STATED TASK: Reproduce all entries word for word.

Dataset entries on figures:
——————————
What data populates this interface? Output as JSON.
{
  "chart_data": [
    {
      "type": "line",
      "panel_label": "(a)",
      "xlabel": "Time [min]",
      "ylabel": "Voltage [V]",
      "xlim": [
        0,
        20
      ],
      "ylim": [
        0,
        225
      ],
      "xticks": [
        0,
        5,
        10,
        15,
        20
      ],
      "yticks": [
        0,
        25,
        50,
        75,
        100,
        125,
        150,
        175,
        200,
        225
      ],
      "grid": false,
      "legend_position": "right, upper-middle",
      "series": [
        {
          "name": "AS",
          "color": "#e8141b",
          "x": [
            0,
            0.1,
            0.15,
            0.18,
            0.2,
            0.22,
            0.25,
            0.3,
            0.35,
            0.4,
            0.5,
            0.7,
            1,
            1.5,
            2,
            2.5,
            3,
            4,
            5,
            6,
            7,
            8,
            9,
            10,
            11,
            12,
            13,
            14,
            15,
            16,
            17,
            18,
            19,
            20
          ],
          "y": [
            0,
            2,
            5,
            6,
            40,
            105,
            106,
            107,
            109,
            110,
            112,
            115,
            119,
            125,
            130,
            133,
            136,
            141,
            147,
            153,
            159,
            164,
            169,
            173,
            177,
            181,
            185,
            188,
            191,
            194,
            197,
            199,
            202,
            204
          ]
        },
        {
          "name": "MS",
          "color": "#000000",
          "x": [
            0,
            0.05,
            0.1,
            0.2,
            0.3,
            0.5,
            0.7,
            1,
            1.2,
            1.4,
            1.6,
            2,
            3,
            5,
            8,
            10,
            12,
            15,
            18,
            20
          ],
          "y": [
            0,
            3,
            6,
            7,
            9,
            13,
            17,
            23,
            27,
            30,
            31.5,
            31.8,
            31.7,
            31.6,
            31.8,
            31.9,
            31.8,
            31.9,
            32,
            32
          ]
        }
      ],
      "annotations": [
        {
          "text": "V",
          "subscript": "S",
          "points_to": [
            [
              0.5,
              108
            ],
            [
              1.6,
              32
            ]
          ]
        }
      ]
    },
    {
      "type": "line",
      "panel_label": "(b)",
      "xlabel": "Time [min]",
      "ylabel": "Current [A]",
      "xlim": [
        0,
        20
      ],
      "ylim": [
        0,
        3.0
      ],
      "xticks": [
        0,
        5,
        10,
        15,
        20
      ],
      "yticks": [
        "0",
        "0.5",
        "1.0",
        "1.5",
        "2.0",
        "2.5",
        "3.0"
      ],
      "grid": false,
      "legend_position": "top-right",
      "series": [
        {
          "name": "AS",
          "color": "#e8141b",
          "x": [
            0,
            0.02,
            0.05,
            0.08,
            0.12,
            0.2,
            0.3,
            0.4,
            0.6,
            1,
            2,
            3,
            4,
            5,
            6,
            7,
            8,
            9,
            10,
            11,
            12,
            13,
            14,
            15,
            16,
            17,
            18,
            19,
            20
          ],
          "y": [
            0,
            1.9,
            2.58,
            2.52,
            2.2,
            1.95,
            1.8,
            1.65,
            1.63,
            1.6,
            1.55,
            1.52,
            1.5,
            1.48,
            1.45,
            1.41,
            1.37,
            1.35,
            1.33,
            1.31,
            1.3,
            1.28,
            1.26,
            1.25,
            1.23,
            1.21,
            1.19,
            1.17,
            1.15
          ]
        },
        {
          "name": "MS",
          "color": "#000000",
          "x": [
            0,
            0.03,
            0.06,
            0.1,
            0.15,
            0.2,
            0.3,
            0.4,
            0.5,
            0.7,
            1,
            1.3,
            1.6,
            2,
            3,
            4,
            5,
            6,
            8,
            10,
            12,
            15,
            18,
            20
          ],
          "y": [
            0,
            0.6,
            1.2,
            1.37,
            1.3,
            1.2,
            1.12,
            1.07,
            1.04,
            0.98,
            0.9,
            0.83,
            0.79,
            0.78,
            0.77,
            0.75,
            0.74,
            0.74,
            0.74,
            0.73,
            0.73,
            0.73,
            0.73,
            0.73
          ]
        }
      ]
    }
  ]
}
——————————
OUTPUT FOR THIS TASK:
What data populates this interface? Output as JSON.
{
  "chart_data": [
    {
      "type": "line",
      "panel_label": "(a)",
      "xlabel": "Time [min]",
      "ylabel": "Voltage [V]",
      "xlim": [
        0,
        20
      ],
      "ylim": [
        0,
        225
      ],
      "xticks": [
        0,
        5,
        10,
        15,
        20
      ],
      "yticks": [
        0,
        25,
        50,
        75,
        100,
        125,
        150,
        175,
        200,
        225
      ],
      "grid": false,
      "legend_position": "right, upper-middle",
      "series": [
        {
          "name": "AS",
          "color": "#e8141b",
          "x": [
            0,
            0.1,
            0.15,
            0.18,
            0.2,
            0.22,
            0.25,
            0.3,
            0.35,
            0.4,
            0.5,
            0.7,
            1,
            1.5,
            2,
            2.5,
            3,
            4,
            5,
            6,
            7,
            8,
            9,
            10,
            11,
            12,
            13,
            14,
            15,
            16,
            17,
            18,
            19,
            20
          ],
          "y": [
            0,
            2,
            5,
            6,
            40,
            105,
            106,
            107,
            109,
            110,
            112,
            115,
            119,
            125,
            130,
            133,
            136,
            141,
            147,
            153,
            159,
            164,
            169,
            173,
            177,
            181,
            185,
            188,
            191,
            194,
            197,
            199,
            202,
            204
          ]
        },
        {
          "name": "MS",
          "color": "#000000",
          "x": [
            0,
            0.05,
            0.1,
            0.2,
            0.3,
            0.5,
            0.7,
            1,
            1.2,
            1.4,
            1.6,
            2,
            3,
            5,
            8,
            10,
            12,
            15,
            18,
            20
          ],
          "y": [
            0,
            3,
            6,
            7,
            9,
            13,
            17,
            23,
            27,
            30,
            31.5,
            31.8,
            31.7,
            31.6,
            31.8,
            31.9,
            31.8,
            31.9,
            32,
            32
          ]
        }
      ],
      "annotations": [
        {
          "text": "V",
          "subscript": "S",
          "points_to": [
            [
              0.5,
              108
            ],
            [
              1.6,
              32
            ]
          ]
        }
      ]
    },
    {
      "type": "line",
      "panel_label": "(b)",
      "xlabel": "Time [min]",
      "ylabel": "Current [A]",
      "xlim": [
        0,
        20
      ],
      "ylim": [
        0,
        3.0
      ],
      "xticks": [
        0,
        5,
        10,
        15,
        20
      ],
      "yticks": [
        "0",
        "0.5",
        "1.0",
        "1.5",
        "2.0",
        "2.5",
        "3.0"
      ],
      "grid": false,
      "legend_position": "top-right",
      "series": [
        {
          "name": "AS",
          "color": "#e8141b",
          "x": [
            0,
            0.02,
            0.05,
            0.08,
            0.12,
            0.2,
            0.3,
            0.4,
            0.6,
            1,
            2,
            3,
            4,
            5,
            6,
            7,
            8,
            9,
            10,
            11,
            12,
            13,
            14,
            15,
            16,
            17,
            18,
            19,
            20
          ],
          "y": [
            0,
            1.9,
            2.58,
            2.52,
            2.2,
            1.95,
            1.8,
            1.65,
            1.63,
            1.6,
            1.55,
            1.52,
            1.5,
            1.48,
            1.45,
            1.41,
            1.37,
            1.35,
            1.33,
            1.31,
            1.3,
            1.28,
            1.26,
            1.25,
            1.23,
            1.21,
            1.19,
            1.17,
            1.15
          ]
        },
        {
          "name": "MS",
          "color": "#000000",
          "x": [
            0,
            0.03,
            0.06,
            0.1,
            0.15,
            0.2,
            0.3,
            0.4,
            0.5,
            0.7,
            1,
            1.3,
            1.6,
            2,
            3,
            4,
            5,
            6,
            8,
            10,
            12,
            15,
            18,
            20
          ],
          "y": [
            0,
            0.6,
            1.2,
            1.37,
            1.3,
            1.2,
            1.12,
            1.07,
            1.04,
            0.98,
            0.9,
            0.83,
            0.79,
            0.78,
            0.77,
            0.75,
            0.74,
            0.74,
            0.74,
            0.73,
            0.73,
            0.73,
            0.73,
            0.73
          ]
        }
      ]
    }
  ]
}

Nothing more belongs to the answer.